* [EXERCISE]: Copy each line exactly.

* [MATERIAL SUPPLIED]:
===

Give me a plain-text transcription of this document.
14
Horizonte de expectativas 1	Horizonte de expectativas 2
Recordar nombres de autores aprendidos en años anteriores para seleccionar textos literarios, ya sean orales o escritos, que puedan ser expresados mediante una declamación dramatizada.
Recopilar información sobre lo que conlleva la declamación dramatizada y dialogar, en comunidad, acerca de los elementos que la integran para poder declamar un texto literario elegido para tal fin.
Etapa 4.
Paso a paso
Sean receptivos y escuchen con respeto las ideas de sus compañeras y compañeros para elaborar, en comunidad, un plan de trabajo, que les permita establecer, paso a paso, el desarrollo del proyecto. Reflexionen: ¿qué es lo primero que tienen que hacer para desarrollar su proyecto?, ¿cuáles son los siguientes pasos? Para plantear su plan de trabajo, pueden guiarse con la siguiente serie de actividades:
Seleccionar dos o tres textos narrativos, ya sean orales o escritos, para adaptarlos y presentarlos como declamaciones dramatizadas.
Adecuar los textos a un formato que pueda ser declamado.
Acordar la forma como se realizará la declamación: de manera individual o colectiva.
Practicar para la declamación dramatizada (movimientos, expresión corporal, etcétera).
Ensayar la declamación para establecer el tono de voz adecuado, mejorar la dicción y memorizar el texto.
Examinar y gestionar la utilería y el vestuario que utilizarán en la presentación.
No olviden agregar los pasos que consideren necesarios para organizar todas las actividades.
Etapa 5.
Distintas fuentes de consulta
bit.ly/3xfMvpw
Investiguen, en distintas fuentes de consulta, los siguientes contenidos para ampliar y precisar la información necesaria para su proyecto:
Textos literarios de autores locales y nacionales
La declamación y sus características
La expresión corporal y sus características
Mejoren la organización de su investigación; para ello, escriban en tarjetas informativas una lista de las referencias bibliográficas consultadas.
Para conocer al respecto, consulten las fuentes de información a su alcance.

===

* [FINAL RESULT]:
Give me a plain-text transcription of this document.
14
Horizonte de expectativas 1	Horizonte de expectativas 2
Recordar nombres de autores aprendidos en años anteriores para seleccionar textos literarios, ya sean orales o escritos, que puedan ser expresados mediante una declamación dramatizada.
Recopilar información sobre lo que conlleva la declamación dramatizada y dialogar, en comunidad, acerca de los elementos que la integran para poder declamar un texto literario elegido para tal fin.
Etapa 4.
Paso a paso
Sean receptivos y escuchen con respeto las ideas de sus compañeras y compañeros para elaborar, en comunidad, un plan de trabajo, que les permita establecer, paso a paso, el desarrollo del proyecto. Reflexionen: ¿qué es lo primero que tienen que hacer para desarrollar su proyecto?, ¿cuáles son los siguientes pasos? Para plantear su plan de trabajo, pueden guiarse con la siguiente serie de actividades:
Seleccionar dos o tres textos narrativos, ya sean orales o escritos, para adaptarlos y presentarlos como declamaciones dramatizadas.
Adecuar los textos a un formato que pueda ser declamado.
Acordar la forma como se realizará la declamación: de manera individual o colectiva.
Practicar para la declamación dramatizada (movimientos, expresión corporal, etcétera).
Ensayar la declamación para establecer el tono de voz adecuado, mejorar la dicción y memorizar el texto.
Examinar y gestionar la utilería y el vestuario que utilizarán en la presentación.
No olviden agregar los pasos que consideren necesarios para organizar todas las actividades.
Etapa 5.
Distintas fuentes de consulta
bit.ly/3xfMvpw
Investiguen, en distintas fuentes de consulta, los siguientes contenidos para ampliar y precisar la información necesaria para su proyecto:
Textos literarios de autores locales y nacionales
La declamación y sus características
La expresión corporal y sus características
Mejoren la organización de su investigación; para ello, escriban en tarjetas informativas una lista de las referencias bibliográficas consultadas.
Para conocer al respecto, consulten las fuentes de información a su alcance.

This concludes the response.